Why does the Trevor Project want to separate kids from their parents?
It’s an honestly posed question. The Trevor Project started out nobly, with a raison d’etre that everyone agreed with: preventing young gay people from suicide. For unknown reasons, the Trevor Project does not provide that history on the current iteration of its website (in fact, what the CEO says is that the Trevor Project has been about young people struggling with “identities” since its inception), but according to Wikipedia, it started explicitly to help distressed gay youth: “The project was founded in 1998 [by] the creators of the 1994 Academy Award–winning short film Trevor, a dramedy about Trevor, a gay thirteen-year-old boy who, when rejected by friends because of his sexuality, makes an attempt to take his life. When the film was scheduled to air on HBO television in 1998, the filmmakers realized that some of the program's young viewers might be facing the same kind of crisis as Trevor, and began to search for a support line to be broadcast during the airing. They discovered that no such helpline existed, and decided to dedicate themselves to forming the resource: an organization to promote acceptance of LGBTQ youth, and to aid in crisis and suicide prevention among that group.”
The original funding for the Trevor Project was quite limited: “The Trevor Lifeline was established with seed funds provided by The Colin Higgins Foundation and HBO's license fee.”

[Layout annotation data]
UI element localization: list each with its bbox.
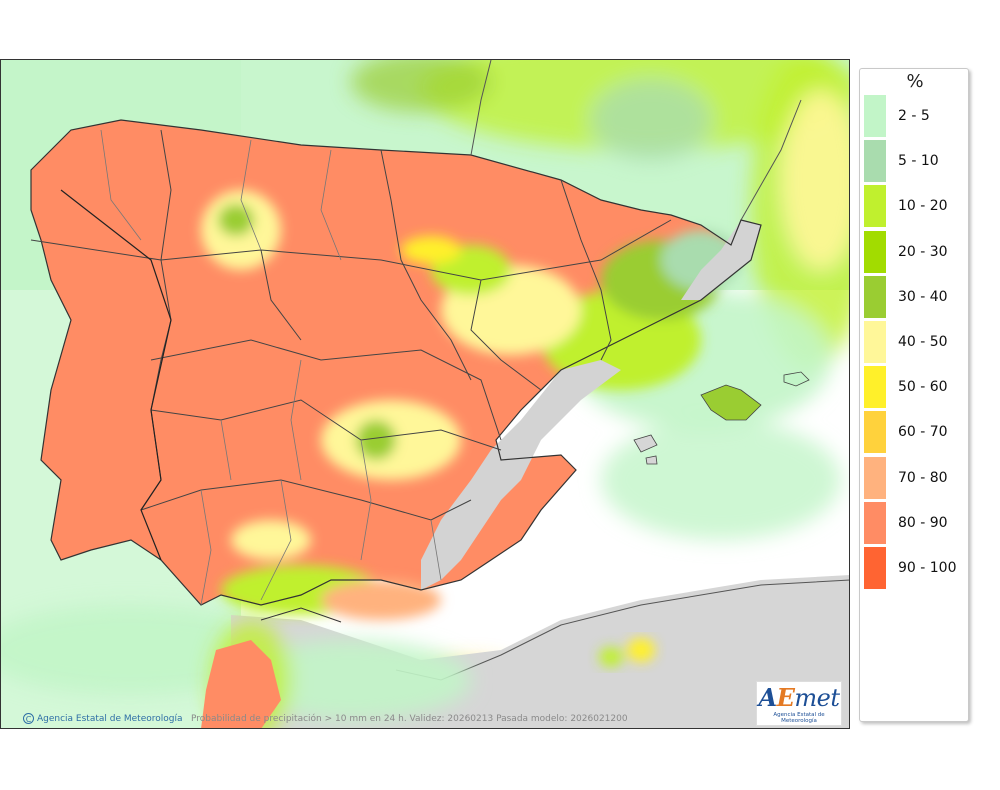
legend-item: 50 - 60 bbox=[864, 366, 968, 409]
legend-swatch bbox=[864, 411, 886, 454]
legend-swatch bbox=[864, 501, 886, 544]
coastline-north-east bbox=[740, 99, 802, 221]
legend-label: 40 - 50 bbox=[898, 334, 948, 350]
balearic-islands bbox=[633, 371, 810, 465]
legend-swatch bbox=[864, 456, 886, 499]
legend-label: 30 - 40 bbox=[898, 288, 948, 305]
precipitation-probability-map: C Agencia Estatal de Meteorología Probab… bbox=[0, 59, 850, 729]
legend-item: 30 - 40 bbox=[864, 275, 968, 318]
iberian-peninsula bbox=[30, 119, 762, 620]
legend-item: 40 - 50 bbox=[864, 321, 968, 363]
legend-swatch bbox=[864, 140, 886, 183]
legend-item: 90 - 100 bbox=[864, 547, 968, 589]
legend-swatch bbox=[864, 185, 886, 228]
legend-label: 60 - 70 bbox=[898, 424, 948, 441]
legend-label: 70 - 80 bbox=[898, 469, 948, 486]
logo-subtitle: Agencia Estatal de Meteorología bbox=[773, 712, 825, 724]
legend-label: 90 - 100 bbox=[898, 560, 957, 576]
aemet-logo: AEmet Agencia Estatal de Meteorología bbox=[756, 681, 842, 726]
legend-swatch bbox=[864, 230, 886, 273]
legend-label: 20 - 30 bbox=[898, 243, 948, 260]
legend-item: 5 - 10 bbox=[864, 140, 968, 183]
legend-panel: % 2 - 5 5 - 10 10 - 20 20 - 30 30 - 40 40 - 5… bbox=[859, 68, 969, 722]
legend-swatch bbox=[864, 547, 886, 589]
legend-item: 70 - 80 bbox=[864, 456, 968, 499]
legend-item: 2 - 5 bbox=[864, 95, 968, 137]
legend-item: 20 - 30 bbox=[864, 230, 968, 273]
france-border bbox=[470, 60, 492, 156]
legend-item: 60 - 70 bbox=[864, 411, 968, 454]
legend-label: 10 - 20 bbox=[898, 198, 948, 215]
map-caption: Probabilidad de precipitación > 10 mm en… bbox=[191, 714, 628, 724]
map-credit: C Agencia Estatal de Meteorología bbox=[23, 713, 183, 724]
legend-swatch bbox=[864, 366, 886, 409]
logo-wordmark: AEmet bbox=[758, 683, 840, 712]
legend-swatch bbox=[864, 95, 886, 137]
legend-title: % bbox=[906, 71, 924, 92]
legend-item: 80 - 90 bbox=[864, 501, 968, 544]
legend-swatch bbox=[864, 275, 886, 318]
legend-label: 2 - 5 bbox=[898, 108, 930, 124]
north-africa-high-probability bbox=[201, 607, 655, 728]
copyright-icon: C bbox=[23, 713, 34, 724]
legend-label: 5 - 10 bbox=[898, 153, 939, 170]
legend-label: 50 - 60 bbox=[898, 379, 948, 396]
legend-label: 80 - 90 bbox=[898, 514, 948, 531]
legend-item: 10 - 20 bbox=[864, 185, 968, 228]
map-canvas bbox=[1, 60, 849, 728]
legend-swatch bbox=[864, 321, 886, 363]
credit-text: Agencia Estatal de Meteorología bbox=[37, 713, 183, 724]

- Problem set:
- 1) Write out the entire text about the Trevor Project, word for word.
- 2) From the rows, give again word for word the lines that begin at the one containing "legend-item: 50 - 60" and stop after the one containing "legend-title: % bbox=[906, 71, 924, 92]".

- Task results:
- 1)
Why does the Trevor Project want to separate kids from their parents?
It’s an honestly posed question. The Trevor Project started out nobly, with a raison d’etre that everyone agreed with: preventing young gay people from suicide. For unknown reasons, the Trevor Project does not provide that history on the current iteration of its website (in fact, what the CEO says is that the Trevor Project has been about young people struggling with “identities” since its inception), but according to Wikipedia, it started explicitly to help distressed gay youth: “The project was founded in 1998 [by] the creators of the 1994 Academy Award–winning short film Trevor, a dramedy about Trevor, a gay thirteen-year-old boy who, when rejected by friends because of his sexuality, makes an attempt to take his life. When the film was scheduled to air on HBO television in 1998, the filmmakers realized that some of the program's young viewers might be facing the same kind of crisis as Trevor, and began to search for a support line to be broadcast during the airing. They discovered that no such helpline existed, and decided to dedicate themselves to forming the resource: an organization to promote acceptance of LGBTQ youth, and to aid in crisis and suicide prevention among that group.”
The original funding for the Trevor Project was quite limited: “The Trevor Lifeline was established with seed funds provided by The Colin Higgins Foundation and HBO's license fee.”

- 2)
legend-item: 50 - 60 bbox=[864, 366, 968, 409]
legend-swatch bbox=[864, 411, 886, 454]
legend-swatch bbox=[864, 501, 886, 544]
coastline-north-east bbox=[740, 99, 802, 221]
legend-label: 40 - 50 bbox=[898, 334, 948, 350]
balearic-islands bbox=[633, 371, 810, 465]
legend-swatch bbox=[864, 456, 886, 499]
legend-label: 30 - 40 bbox=[898, 288, 948, 305]
precipitation-probability-map: C Agencia Estatal de Meteorología Probab… bbox=[0, 59, 850, 729]
legend-item: 30 - 40 bbox=[864, 275, 968, 318]
iberian-peninsula bbox=[30, 119, 762, 620]
legend-item: 40 - 50 bbox=[864, 321, 968, 363]
legend-swatch bbox=[864, 140, 886, 183]
legend-item: 90 - 100 bbox=[864, 547, 968, 589]
legend-swatch bbox=[864, 185, 886, 228]
legend-label: 60 - 70 bbox=[898, 424, 948, 441]
legend-label: 70 - 80 bbox=[898, 469, 948, 486]
logo-subtitle: Agencia Estatal de Meteorología bbox=[773, 712, 825, 724]
legend-label: 90 - 100 bbox=[898, 560, 957, 576]
aemet-logo: AEmet Agencia Estatal de Meteorología bbox=[756, 681, 842, 726]
legend-swatch bbox=[864, 230, 886, 273]
legend-label: 20 - 30 bbox=[898, 243, 948, 260]
legend-item: 5 - 10 bbox=[864, 140, 968, 183]
legend-panel: % 2 - 5 5 - 10 10 - 20 20 - 30 30 - 40 40 - 5… bbox=[859, 68, 969, 722]
legend-swatch bbox=[864, 547, 886, 589]
legend-item: 70 - 80 bbox=[864, 456, 968, 499]
legend-item: 2 - 5 bbox=[864, 95, 968, 137]
legend-item: 20 - 30 bbox=[864, 230, 968, 273]
france-border bbox=[470, 60, 492, 156]
legend-item: 60 - 70 bbox=[864, 411, 968, 454]
legend-label: 10 - 20 bbox=[898, 198, 948, 215]
map-caption: Probabilidad de precipitación > 10 mm en… bbox=[191, 714, 628, 724]
map-credit: C Agencia Estatal de Meteorología bbox=[23, 713, 183, 724]
legend-swatch bbox=[864, 366, 886, 409]
logo-wordmark: AEmet bbox=[758, 683, 840, 712]
legend-swatch bbox=[864, 95, 886, 137]
legend-title: % bbox=[906, 71, 924, 92]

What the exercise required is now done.